• [EXERCISE PROMPT]
Set out each line from the following listing that includes the word "this".

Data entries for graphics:
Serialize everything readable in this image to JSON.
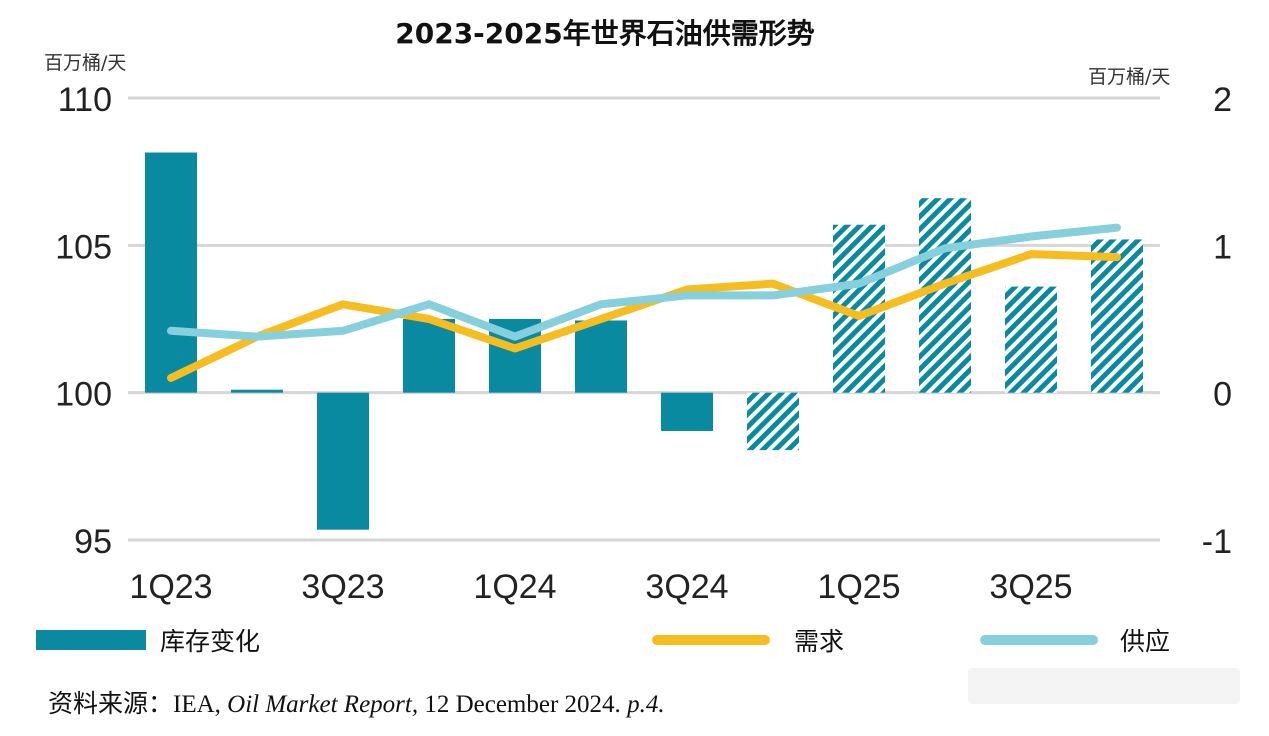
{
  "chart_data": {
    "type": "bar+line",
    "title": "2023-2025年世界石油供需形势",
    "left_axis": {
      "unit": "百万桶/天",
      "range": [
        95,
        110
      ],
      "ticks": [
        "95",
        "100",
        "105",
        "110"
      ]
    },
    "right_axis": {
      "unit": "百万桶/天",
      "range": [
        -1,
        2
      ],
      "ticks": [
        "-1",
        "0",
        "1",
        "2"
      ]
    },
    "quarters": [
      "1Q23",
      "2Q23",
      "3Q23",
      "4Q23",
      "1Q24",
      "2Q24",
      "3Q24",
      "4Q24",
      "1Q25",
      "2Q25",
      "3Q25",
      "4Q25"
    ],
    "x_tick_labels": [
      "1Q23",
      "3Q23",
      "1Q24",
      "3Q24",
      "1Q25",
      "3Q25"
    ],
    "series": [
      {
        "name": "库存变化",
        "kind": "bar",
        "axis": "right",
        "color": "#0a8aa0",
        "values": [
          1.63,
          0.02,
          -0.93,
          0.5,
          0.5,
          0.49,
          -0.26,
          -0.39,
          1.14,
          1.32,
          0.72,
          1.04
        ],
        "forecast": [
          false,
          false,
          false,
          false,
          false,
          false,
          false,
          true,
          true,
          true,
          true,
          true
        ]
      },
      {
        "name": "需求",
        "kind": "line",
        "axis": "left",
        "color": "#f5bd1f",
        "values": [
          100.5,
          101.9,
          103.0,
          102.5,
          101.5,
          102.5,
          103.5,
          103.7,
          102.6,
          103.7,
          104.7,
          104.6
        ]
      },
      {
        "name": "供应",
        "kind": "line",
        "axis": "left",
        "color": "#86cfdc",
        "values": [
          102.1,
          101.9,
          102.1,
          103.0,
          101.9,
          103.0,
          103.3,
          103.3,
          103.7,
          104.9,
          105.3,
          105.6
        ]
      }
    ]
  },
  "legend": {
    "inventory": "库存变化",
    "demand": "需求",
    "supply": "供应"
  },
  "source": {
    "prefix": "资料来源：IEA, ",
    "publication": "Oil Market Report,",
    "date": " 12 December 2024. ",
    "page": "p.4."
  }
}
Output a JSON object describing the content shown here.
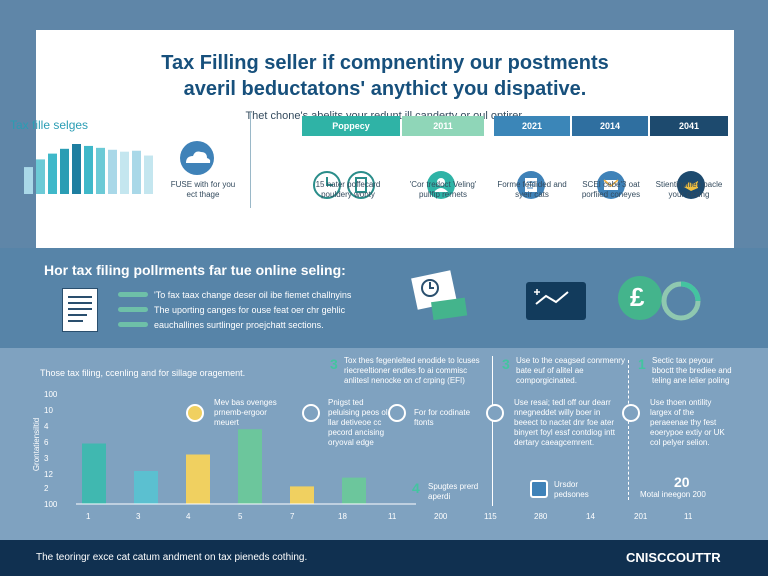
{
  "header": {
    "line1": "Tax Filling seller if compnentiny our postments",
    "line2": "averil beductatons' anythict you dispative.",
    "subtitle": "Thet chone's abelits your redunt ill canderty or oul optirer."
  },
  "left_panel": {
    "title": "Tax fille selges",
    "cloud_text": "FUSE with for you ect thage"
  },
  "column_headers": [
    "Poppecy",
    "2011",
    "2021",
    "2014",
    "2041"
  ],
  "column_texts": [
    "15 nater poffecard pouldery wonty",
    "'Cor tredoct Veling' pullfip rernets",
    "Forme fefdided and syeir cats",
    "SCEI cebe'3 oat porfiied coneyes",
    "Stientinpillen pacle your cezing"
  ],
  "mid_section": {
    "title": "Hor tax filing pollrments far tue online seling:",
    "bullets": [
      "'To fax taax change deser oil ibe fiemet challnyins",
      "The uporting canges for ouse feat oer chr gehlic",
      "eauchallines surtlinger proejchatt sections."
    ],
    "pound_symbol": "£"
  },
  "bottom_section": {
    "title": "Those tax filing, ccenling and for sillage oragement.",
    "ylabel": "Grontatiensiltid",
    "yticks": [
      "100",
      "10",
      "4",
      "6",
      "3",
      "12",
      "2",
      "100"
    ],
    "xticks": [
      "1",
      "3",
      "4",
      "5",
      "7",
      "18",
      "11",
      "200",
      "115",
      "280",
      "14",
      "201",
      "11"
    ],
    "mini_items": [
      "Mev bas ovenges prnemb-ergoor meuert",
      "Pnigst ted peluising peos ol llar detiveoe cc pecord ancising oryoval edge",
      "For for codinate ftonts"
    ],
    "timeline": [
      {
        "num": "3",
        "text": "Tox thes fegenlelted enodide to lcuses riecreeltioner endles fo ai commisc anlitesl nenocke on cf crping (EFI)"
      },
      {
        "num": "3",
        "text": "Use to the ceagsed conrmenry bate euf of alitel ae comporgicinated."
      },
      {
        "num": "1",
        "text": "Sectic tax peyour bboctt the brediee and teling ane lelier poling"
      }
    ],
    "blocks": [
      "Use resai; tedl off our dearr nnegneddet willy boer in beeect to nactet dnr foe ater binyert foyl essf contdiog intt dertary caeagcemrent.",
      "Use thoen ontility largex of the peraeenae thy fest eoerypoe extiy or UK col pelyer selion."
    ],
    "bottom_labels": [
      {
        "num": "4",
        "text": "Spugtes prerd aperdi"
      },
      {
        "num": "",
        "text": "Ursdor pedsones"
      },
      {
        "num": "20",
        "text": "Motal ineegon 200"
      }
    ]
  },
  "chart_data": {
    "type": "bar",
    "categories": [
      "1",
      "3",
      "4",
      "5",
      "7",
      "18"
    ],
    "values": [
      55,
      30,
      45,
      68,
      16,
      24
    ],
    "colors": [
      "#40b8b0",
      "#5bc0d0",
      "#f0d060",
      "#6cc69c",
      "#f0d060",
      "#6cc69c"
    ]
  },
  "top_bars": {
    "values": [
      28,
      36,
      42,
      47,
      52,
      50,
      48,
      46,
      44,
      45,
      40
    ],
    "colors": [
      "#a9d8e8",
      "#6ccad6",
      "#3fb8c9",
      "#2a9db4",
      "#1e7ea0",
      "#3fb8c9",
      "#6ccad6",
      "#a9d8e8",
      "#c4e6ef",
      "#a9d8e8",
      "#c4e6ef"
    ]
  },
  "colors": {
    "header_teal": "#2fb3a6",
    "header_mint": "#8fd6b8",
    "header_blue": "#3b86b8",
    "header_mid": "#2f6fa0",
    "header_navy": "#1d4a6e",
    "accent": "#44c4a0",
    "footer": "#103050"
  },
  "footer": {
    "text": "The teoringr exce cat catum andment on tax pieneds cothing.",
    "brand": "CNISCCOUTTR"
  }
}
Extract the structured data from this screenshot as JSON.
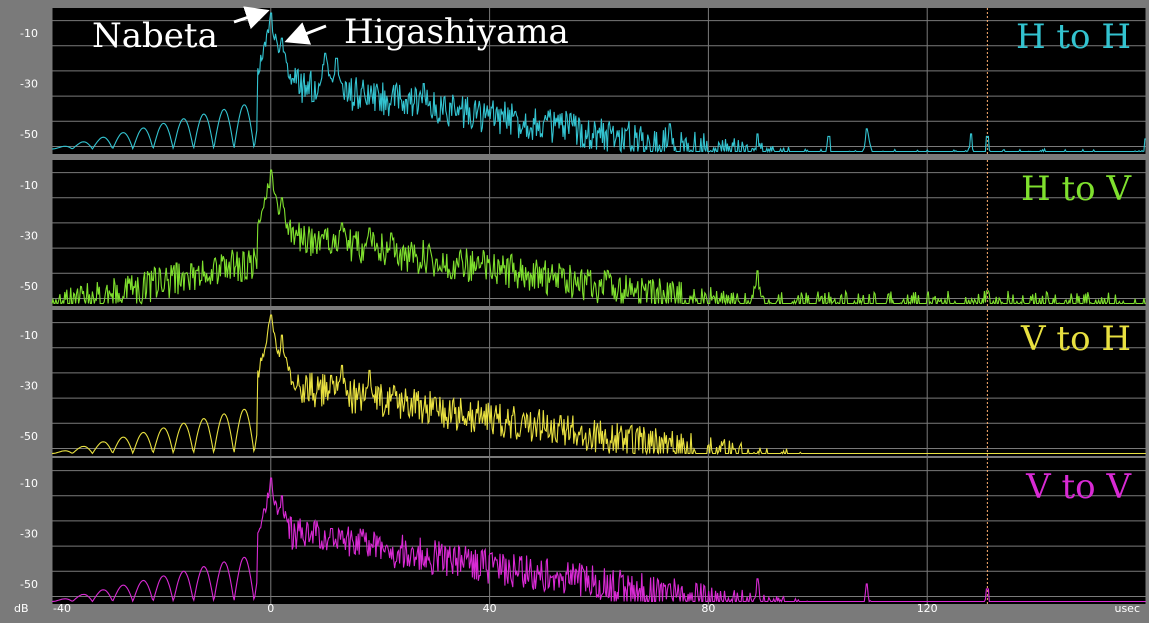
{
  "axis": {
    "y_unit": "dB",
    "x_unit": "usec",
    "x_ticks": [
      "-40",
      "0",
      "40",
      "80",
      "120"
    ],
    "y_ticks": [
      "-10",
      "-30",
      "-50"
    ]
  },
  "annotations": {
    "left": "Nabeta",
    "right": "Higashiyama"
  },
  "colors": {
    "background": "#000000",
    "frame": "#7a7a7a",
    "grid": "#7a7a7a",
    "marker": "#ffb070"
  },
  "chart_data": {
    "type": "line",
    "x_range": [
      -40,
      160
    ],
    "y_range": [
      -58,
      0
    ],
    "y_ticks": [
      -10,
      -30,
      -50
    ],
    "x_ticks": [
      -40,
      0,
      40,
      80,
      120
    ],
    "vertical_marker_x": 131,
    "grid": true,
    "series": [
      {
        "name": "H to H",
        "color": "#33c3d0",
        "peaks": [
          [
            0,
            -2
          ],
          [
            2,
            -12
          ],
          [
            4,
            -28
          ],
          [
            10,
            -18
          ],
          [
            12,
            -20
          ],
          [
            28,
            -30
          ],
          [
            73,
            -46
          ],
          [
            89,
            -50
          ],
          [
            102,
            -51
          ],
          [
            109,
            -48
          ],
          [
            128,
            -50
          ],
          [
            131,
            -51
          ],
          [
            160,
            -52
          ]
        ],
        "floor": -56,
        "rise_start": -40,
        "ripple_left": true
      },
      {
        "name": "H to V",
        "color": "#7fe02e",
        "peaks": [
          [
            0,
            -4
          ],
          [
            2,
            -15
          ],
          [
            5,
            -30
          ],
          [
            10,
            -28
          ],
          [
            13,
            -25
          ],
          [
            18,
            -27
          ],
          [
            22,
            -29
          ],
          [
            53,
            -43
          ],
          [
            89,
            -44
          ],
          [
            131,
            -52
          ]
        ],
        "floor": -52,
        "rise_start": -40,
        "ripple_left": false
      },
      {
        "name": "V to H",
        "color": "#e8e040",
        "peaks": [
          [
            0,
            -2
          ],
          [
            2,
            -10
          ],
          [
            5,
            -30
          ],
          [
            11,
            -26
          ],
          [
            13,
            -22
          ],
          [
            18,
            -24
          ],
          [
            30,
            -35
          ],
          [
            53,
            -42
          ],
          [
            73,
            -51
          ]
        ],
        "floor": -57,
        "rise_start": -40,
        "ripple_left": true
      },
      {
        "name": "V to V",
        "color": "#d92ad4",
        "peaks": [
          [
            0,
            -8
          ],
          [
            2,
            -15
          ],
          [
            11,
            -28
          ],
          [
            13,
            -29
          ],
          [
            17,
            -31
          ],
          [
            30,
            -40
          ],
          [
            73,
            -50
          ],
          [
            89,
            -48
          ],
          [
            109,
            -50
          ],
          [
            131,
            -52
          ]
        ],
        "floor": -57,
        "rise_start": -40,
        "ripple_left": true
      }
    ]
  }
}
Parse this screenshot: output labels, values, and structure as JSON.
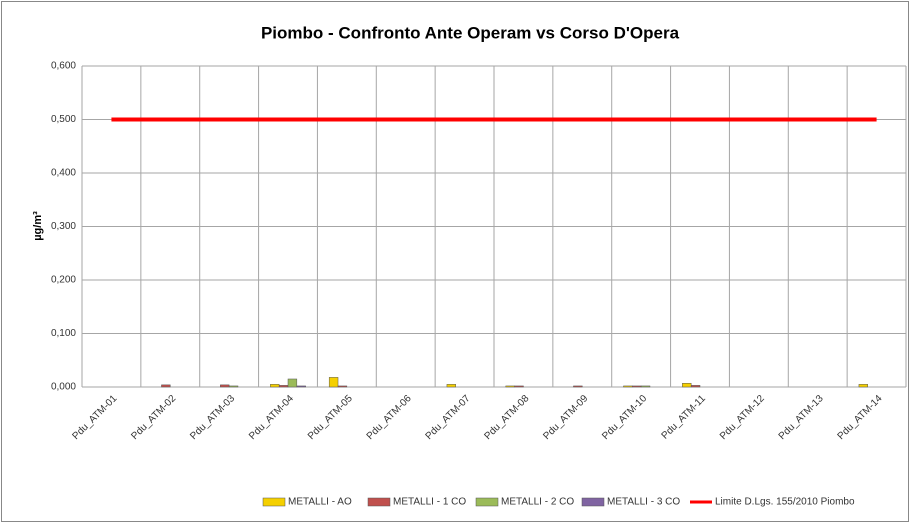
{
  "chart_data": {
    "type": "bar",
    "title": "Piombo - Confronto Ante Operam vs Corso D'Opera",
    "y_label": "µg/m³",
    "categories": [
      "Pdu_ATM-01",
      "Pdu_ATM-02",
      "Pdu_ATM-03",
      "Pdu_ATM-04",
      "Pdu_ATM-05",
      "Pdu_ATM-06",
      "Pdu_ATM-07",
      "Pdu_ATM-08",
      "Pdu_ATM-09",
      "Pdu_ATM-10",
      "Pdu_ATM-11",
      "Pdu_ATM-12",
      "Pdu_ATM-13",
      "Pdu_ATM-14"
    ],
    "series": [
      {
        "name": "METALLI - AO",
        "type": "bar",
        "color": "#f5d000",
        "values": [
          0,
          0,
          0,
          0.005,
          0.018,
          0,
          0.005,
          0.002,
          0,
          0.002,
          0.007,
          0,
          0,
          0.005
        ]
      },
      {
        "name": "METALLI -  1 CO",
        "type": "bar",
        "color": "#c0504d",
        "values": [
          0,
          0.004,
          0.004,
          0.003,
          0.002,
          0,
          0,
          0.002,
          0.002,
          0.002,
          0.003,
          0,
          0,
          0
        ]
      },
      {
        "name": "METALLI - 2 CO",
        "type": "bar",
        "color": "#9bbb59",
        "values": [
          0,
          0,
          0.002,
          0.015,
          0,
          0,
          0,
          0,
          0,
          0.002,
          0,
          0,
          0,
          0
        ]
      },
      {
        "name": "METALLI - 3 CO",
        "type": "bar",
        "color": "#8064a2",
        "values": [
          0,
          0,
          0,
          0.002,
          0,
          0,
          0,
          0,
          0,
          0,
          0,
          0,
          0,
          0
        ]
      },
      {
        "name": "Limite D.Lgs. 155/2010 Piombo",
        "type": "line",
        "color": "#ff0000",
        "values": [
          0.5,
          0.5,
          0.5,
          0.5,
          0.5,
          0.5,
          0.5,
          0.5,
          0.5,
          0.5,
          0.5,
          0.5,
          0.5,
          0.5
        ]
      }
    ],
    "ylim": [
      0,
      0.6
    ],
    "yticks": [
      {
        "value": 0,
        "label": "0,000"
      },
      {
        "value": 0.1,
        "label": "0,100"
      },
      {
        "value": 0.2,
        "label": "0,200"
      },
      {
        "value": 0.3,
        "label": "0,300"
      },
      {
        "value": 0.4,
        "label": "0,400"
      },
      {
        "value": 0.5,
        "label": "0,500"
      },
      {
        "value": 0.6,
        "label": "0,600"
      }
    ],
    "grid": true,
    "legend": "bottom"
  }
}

• [TASK RESULT]
Serialize everything readable in this image to JSON.
Extract the structured data from this screenshot as JSON.
Parse this screenshot: output labels, values, and structure as JSON.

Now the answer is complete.